[PROBLEM]:
Present each line of the entries below that holds the word "screenshot".

[TASK DATA]:

*-*-*

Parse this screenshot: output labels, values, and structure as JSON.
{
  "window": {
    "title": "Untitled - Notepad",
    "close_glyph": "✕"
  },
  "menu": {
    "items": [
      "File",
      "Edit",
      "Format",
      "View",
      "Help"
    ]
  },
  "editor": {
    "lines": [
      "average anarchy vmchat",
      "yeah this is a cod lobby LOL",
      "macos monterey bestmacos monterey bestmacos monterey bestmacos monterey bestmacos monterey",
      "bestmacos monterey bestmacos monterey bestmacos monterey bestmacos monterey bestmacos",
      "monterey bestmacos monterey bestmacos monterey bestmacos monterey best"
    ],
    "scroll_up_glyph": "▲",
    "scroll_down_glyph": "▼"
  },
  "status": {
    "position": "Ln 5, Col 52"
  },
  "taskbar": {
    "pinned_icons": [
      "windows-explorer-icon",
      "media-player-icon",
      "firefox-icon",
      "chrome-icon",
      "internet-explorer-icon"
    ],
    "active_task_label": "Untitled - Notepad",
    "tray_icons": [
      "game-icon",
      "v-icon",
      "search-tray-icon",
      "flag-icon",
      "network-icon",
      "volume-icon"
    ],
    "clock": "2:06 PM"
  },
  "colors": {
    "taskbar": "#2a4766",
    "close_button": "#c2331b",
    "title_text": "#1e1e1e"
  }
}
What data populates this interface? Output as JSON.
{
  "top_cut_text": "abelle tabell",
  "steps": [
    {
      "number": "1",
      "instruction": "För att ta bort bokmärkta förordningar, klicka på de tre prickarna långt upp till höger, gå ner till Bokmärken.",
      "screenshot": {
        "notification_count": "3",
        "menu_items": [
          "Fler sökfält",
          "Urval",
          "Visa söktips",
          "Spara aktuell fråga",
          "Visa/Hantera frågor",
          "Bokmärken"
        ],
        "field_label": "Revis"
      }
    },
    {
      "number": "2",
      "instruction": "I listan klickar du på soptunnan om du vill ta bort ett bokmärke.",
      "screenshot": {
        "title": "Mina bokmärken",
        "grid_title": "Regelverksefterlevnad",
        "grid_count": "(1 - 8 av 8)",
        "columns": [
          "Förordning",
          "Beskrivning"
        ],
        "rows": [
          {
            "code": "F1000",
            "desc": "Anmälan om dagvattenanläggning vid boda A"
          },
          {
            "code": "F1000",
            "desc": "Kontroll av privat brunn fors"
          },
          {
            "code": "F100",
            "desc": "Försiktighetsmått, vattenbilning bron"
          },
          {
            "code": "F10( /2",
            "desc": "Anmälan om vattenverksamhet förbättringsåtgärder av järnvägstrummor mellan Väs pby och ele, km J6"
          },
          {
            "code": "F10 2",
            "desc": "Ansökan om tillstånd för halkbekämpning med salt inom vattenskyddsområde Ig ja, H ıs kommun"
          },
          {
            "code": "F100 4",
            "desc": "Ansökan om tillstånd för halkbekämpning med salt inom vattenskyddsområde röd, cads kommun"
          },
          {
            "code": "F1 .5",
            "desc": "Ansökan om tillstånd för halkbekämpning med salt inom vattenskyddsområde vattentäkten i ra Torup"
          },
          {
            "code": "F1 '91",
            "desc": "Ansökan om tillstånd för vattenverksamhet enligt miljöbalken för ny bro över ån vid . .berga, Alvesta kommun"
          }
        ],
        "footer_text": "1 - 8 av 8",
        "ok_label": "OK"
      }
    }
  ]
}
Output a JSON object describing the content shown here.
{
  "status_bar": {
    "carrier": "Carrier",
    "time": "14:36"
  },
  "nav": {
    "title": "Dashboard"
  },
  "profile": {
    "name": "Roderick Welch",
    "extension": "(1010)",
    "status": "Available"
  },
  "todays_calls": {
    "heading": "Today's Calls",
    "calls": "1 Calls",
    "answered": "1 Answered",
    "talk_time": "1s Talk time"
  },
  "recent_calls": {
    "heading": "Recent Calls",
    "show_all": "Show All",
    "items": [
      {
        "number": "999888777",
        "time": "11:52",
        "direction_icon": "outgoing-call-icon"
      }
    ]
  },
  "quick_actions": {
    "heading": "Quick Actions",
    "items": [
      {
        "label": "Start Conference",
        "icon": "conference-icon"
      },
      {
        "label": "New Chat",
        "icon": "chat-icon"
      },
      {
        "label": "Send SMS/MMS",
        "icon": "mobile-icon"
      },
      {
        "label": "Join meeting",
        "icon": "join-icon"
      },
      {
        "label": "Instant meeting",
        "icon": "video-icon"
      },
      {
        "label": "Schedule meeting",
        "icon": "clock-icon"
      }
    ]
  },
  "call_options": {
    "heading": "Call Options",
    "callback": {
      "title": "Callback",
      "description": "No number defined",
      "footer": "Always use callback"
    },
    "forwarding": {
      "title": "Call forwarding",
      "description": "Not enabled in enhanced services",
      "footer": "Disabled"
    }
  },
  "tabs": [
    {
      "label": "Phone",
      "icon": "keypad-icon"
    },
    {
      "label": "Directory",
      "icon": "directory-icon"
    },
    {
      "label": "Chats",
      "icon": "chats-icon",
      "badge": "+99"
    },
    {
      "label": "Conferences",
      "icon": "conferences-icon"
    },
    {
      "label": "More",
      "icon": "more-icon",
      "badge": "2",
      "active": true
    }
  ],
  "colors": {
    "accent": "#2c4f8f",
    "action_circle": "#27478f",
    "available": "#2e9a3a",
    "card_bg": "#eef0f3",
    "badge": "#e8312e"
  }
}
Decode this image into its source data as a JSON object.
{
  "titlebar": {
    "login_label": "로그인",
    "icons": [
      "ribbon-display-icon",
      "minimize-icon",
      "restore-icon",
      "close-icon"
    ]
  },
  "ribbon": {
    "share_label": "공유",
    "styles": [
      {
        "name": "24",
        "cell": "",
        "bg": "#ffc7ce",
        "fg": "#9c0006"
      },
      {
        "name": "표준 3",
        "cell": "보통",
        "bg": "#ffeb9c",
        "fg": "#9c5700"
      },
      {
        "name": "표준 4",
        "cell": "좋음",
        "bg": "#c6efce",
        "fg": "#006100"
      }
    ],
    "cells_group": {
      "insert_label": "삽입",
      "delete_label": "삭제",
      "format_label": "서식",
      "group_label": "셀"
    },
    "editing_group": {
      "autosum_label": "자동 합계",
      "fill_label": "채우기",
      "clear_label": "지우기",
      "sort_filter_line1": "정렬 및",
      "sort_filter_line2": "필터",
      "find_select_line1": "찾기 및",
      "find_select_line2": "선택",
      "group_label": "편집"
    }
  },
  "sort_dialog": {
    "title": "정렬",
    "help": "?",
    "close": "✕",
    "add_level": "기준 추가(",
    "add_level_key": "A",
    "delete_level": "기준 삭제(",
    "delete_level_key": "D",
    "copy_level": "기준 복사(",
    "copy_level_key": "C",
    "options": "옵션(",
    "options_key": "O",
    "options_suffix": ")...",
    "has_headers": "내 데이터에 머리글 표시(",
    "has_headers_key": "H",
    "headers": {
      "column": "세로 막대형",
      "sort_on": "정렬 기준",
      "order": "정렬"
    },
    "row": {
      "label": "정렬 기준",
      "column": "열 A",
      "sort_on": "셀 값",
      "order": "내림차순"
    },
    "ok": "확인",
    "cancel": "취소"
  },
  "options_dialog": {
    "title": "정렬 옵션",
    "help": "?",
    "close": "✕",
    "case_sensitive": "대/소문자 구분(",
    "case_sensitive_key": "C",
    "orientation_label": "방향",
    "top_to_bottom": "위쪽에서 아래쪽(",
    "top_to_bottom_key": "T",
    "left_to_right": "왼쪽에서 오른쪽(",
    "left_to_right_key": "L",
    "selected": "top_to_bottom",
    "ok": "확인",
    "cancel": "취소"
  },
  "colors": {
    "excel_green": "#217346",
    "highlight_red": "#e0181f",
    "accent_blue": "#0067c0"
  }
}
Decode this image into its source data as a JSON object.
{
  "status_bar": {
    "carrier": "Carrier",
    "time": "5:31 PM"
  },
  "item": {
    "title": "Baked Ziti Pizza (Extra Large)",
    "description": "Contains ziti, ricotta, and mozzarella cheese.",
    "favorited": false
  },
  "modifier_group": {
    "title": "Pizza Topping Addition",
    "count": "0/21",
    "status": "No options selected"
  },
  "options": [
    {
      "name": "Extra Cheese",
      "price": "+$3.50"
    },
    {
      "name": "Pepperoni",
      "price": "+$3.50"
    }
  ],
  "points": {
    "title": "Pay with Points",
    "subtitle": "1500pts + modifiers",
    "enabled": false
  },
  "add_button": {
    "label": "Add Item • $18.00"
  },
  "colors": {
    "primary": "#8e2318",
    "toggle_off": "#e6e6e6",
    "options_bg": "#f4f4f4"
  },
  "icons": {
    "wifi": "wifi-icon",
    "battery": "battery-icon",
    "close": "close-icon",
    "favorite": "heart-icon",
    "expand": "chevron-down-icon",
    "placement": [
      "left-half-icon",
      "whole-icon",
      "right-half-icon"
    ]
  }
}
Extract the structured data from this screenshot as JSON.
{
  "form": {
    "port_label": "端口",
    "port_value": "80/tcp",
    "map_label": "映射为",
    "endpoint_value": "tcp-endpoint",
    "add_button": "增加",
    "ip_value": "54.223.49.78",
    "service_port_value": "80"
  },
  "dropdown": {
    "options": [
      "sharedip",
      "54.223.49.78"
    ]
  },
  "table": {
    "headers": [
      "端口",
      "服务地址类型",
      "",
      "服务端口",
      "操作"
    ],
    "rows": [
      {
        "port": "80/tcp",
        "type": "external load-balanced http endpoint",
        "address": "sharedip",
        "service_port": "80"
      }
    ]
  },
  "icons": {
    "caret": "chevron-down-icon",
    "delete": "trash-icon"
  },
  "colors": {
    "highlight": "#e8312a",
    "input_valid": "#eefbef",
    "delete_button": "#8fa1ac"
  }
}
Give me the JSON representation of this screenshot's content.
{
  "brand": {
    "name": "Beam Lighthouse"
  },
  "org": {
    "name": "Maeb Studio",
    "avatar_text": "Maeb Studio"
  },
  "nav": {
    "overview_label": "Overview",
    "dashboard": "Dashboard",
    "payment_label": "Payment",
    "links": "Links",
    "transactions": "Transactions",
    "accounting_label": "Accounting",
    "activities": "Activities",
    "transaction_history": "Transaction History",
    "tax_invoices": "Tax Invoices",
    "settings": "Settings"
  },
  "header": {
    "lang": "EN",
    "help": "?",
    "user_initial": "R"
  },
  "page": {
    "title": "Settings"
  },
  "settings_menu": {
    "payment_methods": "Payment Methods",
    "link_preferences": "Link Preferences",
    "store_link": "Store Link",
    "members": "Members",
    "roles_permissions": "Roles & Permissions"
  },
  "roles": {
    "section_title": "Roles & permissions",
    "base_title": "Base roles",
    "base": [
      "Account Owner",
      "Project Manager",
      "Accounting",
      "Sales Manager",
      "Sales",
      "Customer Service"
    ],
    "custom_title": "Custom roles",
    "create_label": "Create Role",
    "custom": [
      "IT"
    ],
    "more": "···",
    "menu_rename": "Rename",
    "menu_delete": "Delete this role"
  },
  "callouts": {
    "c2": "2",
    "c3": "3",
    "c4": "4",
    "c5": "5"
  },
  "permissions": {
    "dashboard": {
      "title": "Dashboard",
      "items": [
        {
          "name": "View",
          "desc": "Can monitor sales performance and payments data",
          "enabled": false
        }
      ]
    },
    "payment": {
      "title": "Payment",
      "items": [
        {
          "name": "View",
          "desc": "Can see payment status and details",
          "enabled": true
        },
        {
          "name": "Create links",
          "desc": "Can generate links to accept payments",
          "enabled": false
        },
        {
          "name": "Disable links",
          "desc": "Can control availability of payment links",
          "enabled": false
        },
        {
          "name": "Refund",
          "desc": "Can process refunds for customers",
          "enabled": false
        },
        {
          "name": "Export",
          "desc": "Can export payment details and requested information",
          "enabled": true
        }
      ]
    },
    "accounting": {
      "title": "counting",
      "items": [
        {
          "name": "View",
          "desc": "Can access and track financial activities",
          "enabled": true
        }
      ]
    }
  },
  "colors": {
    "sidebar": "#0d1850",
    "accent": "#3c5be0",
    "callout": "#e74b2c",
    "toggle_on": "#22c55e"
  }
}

*-*-*

[TASK ANSWER]:
Parse this screenshot: output labels, values, and structure as JSON.
      "screenshot": {
      "screenshot": {
Extract the structured data from this screenshot as JSON.
Give me the JSON representation of this screenshot's content.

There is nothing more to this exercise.